[DESCRIPTION OF THE TASK] Find and copy each line of the records where the string "JSON" shows up.

[TASK INPUT]
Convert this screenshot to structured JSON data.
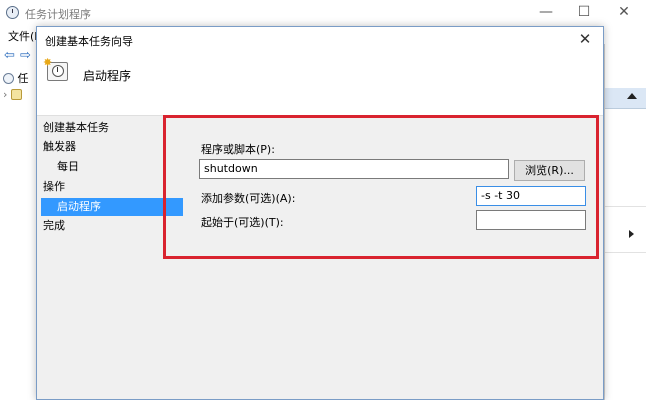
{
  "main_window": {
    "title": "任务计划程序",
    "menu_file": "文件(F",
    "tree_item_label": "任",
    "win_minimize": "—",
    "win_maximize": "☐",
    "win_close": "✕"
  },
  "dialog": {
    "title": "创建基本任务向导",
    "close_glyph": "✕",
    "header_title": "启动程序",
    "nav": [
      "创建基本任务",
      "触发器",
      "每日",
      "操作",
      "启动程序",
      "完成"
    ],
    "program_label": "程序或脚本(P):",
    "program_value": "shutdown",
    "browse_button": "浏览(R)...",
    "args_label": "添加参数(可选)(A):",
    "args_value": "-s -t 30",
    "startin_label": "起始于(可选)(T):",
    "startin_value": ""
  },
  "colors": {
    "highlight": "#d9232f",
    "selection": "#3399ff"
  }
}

==

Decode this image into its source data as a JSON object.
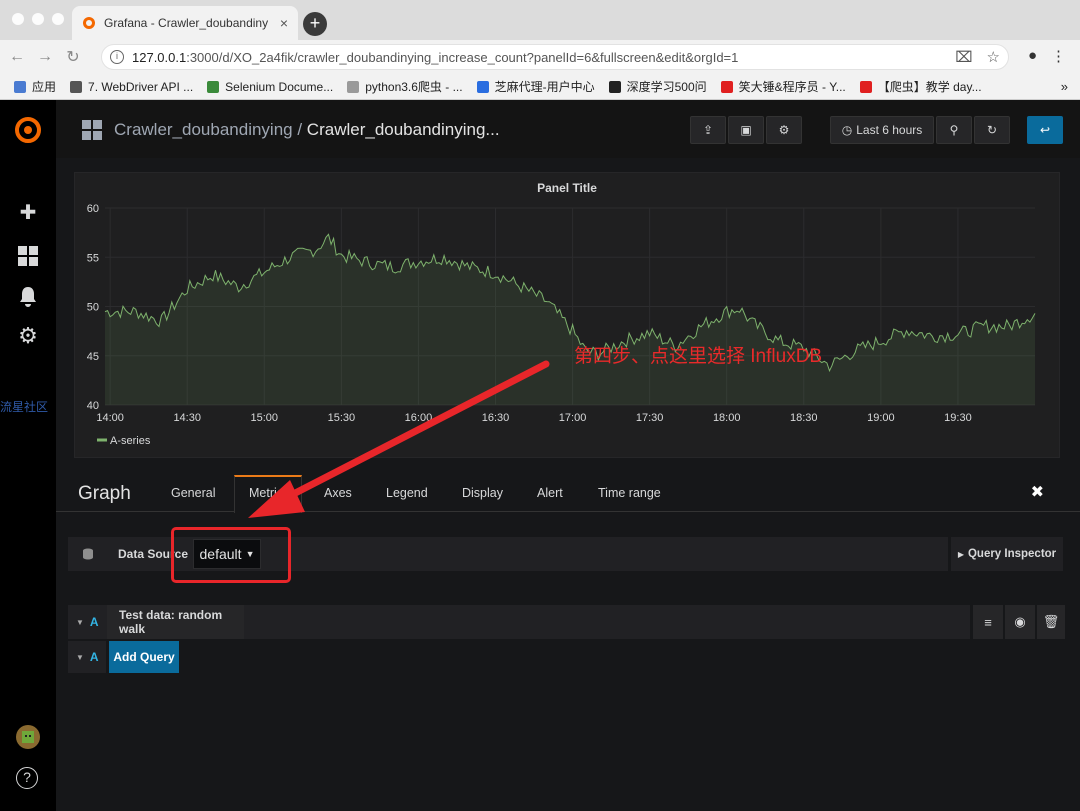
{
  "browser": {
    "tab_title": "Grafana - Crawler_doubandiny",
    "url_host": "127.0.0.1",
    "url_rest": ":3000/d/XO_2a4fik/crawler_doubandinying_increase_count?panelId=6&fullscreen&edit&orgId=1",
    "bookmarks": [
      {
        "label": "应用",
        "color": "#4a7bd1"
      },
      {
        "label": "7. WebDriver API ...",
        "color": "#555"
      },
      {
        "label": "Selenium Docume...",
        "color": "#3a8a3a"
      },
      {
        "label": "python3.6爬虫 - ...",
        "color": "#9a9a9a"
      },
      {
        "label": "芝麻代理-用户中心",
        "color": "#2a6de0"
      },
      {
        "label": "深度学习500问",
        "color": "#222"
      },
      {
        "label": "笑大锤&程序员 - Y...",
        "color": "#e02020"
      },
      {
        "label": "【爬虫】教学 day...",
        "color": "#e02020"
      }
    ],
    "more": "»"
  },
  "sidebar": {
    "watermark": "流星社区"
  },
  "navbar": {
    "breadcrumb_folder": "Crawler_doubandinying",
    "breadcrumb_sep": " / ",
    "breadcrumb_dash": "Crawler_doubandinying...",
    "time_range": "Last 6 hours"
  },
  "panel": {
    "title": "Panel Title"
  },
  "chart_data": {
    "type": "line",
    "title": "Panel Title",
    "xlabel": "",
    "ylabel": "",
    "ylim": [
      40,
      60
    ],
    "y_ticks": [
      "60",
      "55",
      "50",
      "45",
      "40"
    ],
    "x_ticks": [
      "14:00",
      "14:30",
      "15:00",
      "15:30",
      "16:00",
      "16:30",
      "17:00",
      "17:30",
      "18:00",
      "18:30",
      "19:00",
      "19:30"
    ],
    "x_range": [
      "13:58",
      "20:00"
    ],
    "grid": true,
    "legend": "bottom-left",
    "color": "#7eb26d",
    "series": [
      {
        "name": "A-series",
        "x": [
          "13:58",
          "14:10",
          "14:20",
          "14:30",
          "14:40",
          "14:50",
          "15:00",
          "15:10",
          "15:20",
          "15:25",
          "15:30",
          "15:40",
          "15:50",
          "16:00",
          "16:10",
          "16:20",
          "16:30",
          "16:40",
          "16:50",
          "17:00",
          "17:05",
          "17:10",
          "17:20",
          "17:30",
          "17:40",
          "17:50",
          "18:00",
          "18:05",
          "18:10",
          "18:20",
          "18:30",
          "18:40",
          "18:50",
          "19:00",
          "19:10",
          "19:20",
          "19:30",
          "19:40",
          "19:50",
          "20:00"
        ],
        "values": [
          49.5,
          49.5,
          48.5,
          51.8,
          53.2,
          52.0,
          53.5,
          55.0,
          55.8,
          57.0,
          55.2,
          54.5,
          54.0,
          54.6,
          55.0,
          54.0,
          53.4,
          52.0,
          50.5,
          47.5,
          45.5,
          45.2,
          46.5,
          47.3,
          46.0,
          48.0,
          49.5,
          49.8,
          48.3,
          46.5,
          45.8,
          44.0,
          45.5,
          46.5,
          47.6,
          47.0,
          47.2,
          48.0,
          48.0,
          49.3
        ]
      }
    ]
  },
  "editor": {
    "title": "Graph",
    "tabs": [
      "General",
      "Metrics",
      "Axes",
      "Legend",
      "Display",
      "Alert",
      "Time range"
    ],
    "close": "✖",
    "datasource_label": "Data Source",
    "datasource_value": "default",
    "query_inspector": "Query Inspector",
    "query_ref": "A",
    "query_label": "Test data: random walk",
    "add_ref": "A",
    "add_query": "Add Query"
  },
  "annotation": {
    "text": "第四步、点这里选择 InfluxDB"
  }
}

[COMPLETE ANSWER]
Convert this screenshot to structured JSON data.
Decode this image into its source data as a JSON object.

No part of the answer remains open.